Only lines with the string "Snow" matter here; gather them from the material below.

[Figure record listings]

• • • •

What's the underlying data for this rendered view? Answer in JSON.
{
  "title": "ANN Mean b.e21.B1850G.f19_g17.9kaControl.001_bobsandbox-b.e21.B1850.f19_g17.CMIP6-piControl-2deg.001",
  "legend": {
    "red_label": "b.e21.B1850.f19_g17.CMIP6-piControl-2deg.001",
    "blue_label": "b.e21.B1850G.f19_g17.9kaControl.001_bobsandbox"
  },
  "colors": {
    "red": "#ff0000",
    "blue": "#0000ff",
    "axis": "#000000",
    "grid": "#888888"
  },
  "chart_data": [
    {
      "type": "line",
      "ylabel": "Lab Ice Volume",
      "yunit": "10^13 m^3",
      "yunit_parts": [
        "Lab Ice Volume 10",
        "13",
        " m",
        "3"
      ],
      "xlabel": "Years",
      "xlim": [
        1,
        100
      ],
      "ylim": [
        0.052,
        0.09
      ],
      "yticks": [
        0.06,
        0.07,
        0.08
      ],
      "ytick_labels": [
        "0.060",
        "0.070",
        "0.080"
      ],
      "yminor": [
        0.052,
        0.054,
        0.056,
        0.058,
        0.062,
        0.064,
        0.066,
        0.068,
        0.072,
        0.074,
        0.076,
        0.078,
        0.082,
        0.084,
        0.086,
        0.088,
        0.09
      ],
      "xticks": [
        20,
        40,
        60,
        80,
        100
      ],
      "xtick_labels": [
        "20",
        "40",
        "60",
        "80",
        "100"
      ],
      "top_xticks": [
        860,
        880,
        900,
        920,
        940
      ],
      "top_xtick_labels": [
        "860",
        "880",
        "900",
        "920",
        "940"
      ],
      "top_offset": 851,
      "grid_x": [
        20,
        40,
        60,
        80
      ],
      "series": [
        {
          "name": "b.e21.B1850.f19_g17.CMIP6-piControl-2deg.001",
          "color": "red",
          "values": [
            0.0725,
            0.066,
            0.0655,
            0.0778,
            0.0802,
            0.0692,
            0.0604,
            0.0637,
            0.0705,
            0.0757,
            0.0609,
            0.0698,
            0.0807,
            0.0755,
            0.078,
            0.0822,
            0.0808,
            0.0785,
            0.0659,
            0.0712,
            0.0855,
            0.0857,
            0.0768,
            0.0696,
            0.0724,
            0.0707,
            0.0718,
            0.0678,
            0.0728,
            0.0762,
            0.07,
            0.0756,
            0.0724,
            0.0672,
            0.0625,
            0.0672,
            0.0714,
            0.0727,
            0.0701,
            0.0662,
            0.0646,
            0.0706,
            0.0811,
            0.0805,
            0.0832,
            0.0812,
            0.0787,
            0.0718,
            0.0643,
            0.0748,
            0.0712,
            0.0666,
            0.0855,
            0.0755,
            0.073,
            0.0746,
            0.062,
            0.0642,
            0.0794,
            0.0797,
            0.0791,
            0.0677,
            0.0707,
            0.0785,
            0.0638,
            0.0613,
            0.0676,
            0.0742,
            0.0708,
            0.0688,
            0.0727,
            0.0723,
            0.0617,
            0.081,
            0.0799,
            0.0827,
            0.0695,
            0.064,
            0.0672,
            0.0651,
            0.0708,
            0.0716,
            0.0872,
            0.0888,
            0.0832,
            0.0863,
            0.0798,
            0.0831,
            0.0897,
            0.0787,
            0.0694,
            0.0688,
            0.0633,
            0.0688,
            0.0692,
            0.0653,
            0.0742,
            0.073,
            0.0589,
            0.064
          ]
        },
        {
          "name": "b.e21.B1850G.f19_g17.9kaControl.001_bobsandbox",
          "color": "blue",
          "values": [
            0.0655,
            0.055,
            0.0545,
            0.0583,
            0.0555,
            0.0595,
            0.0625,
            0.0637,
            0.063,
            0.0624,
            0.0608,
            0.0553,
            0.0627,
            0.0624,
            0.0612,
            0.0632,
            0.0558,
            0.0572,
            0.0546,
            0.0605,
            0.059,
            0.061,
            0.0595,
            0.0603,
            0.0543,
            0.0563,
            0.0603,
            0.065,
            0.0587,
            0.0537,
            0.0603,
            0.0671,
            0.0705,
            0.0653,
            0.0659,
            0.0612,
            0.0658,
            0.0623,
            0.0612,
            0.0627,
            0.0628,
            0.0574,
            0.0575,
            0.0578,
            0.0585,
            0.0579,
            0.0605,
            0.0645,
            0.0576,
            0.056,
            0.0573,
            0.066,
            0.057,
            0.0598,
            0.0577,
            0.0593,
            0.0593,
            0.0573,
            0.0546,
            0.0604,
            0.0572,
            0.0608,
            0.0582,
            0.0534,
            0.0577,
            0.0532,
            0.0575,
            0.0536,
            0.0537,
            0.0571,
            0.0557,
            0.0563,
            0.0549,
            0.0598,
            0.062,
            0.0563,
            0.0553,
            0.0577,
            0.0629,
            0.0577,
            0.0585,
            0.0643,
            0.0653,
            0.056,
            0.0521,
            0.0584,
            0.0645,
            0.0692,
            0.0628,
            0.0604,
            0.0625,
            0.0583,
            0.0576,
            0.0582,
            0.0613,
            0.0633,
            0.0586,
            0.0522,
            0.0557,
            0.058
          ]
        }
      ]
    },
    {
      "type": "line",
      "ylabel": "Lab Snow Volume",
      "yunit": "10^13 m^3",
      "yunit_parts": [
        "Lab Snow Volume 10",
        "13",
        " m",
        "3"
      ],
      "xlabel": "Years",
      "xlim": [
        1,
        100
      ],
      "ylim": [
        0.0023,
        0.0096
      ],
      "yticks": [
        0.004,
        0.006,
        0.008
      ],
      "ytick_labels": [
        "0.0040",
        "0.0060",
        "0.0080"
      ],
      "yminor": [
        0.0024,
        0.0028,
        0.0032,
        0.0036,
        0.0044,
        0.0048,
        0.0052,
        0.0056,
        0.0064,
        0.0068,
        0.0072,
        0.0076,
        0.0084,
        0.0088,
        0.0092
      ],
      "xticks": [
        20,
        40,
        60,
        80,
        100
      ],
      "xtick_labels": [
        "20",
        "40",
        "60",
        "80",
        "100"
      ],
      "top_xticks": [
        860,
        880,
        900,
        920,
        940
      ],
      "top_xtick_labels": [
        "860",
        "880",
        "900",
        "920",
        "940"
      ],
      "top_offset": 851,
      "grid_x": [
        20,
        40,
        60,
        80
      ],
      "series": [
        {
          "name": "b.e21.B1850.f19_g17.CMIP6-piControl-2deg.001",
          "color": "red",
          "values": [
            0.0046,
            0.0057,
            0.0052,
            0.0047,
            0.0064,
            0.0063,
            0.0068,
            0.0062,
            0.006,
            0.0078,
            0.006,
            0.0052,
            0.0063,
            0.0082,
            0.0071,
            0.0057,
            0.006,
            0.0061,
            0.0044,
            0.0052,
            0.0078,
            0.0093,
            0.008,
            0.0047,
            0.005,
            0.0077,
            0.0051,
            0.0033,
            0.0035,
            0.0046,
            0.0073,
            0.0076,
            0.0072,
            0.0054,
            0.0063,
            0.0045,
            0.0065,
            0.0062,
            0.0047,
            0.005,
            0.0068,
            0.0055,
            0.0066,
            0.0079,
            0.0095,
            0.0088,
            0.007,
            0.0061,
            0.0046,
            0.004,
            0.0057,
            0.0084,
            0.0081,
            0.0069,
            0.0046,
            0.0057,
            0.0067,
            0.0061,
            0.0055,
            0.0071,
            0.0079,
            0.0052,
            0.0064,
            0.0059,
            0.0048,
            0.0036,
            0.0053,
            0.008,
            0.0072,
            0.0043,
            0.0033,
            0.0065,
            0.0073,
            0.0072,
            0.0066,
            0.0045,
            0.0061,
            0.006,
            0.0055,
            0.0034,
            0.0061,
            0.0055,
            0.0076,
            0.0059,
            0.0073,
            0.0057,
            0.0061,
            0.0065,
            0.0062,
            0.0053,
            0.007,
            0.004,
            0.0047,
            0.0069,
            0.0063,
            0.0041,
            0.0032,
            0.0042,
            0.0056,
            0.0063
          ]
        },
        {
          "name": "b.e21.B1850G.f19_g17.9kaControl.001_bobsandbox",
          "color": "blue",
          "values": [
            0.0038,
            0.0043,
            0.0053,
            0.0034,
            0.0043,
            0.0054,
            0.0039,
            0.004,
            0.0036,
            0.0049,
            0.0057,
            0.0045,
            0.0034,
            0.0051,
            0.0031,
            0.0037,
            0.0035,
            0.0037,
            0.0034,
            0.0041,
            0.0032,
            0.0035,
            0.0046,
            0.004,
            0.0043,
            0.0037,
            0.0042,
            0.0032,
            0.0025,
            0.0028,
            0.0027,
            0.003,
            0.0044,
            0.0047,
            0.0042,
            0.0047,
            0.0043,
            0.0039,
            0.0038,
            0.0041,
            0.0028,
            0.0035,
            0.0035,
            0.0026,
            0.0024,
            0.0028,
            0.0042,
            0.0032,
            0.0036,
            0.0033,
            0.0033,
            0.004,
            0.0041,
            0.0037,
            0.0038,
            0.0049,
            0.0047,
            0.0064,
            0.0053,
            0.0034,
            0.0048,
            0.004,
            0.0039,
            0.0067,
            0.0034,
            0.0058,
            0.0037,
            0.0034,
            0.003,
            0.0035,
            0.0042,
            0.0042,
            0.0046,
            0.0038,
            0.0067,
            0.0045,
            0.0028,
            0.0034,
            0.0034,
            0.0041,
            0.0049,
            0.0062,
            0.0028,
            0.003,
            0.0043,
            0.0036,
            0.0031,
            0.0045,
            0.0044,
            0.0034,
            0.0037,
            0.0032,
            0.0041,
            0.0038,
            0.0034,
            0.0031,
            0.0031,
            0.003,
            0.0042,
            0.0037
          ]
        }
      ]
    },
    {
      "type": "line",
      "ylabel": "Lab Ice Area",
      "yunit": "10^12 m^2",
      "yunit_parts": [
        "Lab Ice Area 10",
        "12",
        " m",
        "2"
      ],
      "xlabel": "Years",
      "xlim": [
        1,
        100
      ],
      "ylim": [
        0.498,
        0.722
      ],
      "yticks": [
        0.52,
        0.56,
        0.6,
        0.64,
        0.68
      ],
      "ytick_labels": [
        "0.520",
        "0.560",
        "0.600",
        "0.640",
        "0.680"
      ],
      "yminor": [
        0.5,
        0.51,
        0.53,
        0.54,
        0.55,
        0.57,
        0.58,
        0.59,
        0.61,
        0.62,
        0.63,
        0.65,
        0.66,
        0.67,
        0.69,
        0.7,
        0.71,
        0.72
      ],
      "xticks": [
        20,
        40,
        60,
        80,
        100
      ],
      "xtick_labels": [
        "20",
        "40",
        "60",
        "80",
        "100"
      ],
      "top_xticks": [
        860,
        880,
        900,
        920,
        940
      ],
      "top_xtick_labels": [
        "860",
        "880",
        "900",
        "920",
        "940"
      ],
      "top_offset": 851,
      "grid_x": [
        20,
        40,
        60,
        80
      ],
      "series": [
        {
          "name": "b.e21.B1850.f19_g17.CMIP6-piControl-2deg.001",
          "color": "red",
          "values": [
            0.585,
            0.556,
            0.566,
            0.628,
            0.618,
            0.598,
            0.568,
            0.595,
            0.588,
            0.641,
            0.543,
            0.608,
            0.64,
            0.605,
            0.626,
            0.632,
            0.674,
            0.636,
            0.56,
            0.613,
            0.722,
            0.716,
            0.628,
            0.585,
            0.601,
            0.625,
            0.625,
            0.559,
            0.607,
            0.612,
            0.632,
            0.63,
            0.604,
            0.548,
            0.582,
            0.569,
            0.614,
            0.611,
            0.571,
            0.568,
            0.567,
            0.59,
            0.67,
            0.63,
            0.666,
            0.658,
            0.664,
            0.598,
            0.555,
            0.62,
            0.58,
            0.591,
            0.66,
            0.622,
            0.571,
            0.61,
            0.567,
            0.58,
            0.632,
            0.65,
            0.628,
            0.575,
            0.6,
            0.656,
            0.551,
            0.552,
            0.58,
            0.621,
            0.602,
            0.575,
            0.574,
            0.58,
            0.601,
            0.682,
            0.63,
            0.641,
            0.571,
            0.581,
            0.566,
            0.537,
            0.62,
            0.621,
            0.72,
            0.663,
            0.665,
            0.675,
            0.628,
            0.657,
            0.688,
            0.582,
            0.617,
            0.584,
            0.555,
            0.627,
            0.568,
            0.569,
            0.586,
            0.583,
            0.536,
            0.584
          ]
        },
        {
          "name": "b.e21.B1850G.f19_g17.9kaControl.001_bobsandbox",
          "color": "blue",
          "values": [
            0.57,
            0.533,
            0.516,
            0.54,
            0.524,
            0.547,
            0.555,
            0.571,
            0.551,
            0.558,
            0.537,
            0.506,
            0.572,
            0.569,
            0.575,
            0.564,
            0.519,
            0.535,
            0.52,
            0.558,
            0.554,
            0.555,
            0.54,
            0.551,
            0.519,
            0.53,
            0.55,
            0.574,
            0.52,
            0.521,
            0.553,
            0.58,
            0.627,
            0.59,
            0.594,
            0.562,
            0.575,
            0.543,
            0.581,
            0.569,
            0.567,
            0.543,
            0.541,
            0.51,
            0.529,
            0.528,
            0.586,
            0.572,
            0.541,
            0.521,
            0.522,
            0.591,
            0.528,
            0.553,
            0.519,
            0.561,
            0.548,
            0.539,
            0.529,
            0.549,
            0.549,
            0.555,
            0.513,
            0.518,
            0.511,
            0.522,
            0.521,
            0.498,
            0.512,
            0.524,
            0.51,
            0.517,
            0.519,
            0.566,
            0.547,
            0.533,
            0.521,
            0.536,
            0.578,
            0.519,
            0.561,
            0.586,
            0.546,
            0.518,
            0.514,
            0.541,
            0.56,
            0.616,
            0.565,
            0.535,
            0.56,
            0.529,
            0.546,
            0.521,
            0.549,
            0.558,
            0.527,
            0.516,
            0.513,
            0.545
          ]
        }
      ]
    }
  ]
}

• • • •

The solution:
      "ylabel": "Lab Snow Volume",
        "Lab Snow Volume 10",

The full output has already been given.